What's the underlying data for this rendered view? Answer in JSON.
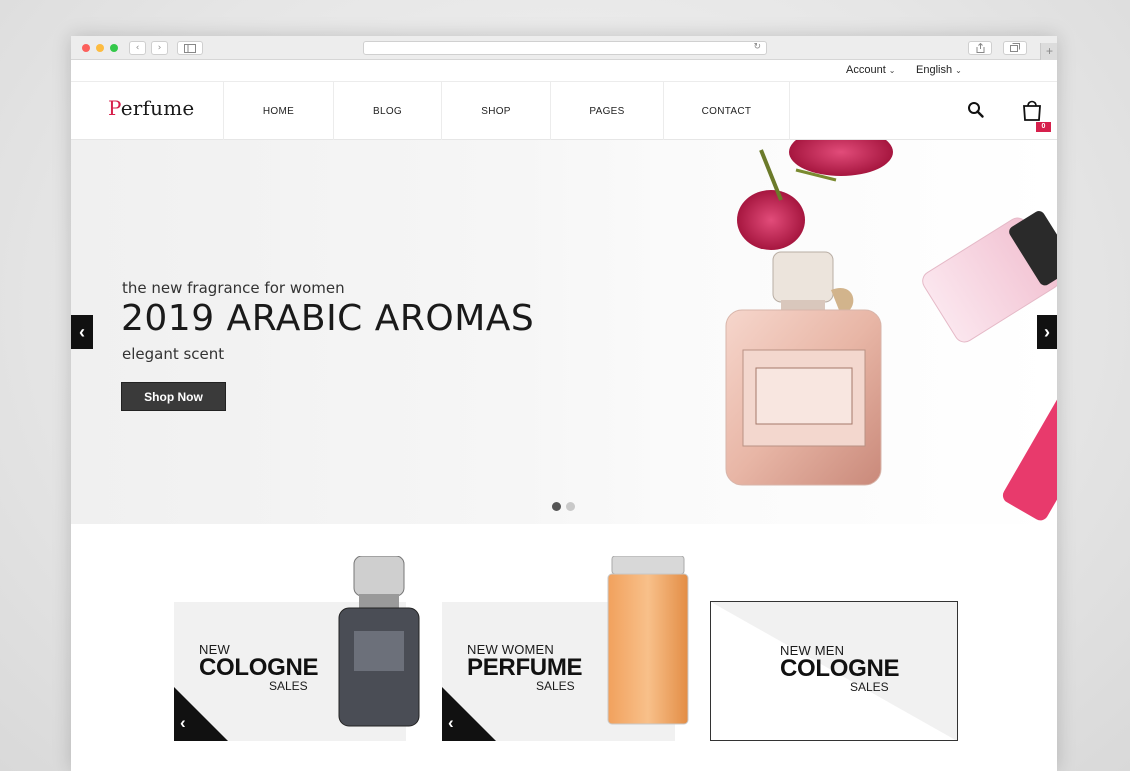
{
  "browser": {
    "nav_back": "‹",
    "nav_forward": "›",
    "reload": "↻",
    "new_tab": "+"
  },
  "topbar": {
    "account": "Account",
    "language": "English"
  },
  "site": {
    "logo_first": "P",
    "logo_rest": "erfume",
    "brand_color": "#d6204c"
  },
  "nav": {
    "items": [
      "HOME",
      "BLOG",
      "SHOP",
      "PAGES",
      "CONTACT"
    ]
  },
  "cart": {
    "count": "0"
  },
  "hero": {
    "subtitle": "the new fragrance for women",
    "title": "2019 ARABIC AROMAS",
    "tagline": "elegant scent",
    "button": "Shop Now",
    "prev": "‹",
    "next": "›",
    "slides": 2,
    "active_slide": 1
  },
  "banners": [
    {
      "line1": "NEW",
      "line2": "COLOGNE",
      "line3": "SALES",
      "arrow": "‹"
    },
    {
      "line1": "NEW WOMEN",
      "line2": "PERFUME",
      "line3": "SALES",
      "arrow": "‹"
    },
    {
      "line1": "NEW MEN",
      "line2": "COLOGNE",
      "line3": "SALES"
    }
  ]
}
--
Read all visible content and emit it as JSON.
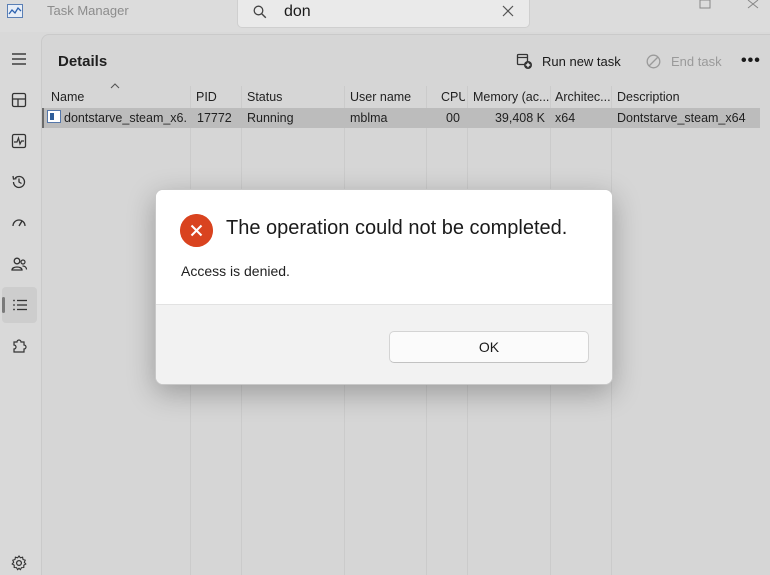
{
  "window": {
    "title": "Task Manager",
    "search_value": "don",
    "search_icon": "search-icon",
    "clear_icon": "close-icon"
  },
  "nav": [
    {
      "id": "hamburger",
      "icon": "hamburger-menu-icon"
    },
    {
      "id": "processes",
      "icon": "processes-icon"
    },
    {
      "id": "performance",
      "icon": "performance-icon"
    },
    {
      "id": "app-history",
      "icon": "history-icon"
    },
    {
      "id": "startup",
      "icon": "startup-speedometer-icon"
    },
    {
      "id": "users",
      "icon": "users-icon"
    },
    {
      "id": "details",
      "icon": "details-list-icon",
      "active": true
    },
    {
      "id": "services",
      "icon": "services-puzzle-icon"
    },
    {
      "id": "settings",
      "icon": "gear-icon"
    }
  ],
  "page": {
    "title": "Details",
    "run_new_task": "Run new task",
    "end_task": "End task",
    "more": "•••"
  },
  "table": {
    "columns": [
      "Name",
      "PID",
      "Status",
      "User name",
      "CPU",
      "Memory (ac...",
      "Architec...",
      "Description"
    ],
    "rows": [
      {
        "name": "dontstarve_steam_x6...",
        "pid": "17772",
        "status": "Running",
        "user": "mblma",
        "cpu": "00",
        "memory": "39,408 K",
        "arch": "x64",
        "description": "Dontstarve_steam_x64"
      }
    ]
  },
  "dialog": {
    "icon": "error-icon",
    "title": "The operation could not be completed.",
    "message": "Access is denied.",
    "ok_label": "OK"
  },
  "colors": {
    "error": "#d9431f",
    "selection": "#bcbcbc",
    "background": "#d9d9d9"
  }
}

▶ **Problem to work on**
In the material above, find each line that contains the word "icon", and select it.

▶ **Solution for this exercise**
    "search_icon": "search-icon",
    "clear_icon": "close-icon"
      "icon": "hamburger-menu-icon"
      "icon": "processes-icon"
      "icon": "performance-icon"
      "icon": "history-icon"
      "icon": "startup-speedometer-icon"
      "icon": "users-icon"
      "icon": "details-list-icon",
      "icon": "services-puzzle-icon"
      "icon": "gear-icon"
    "icon": "error-icon",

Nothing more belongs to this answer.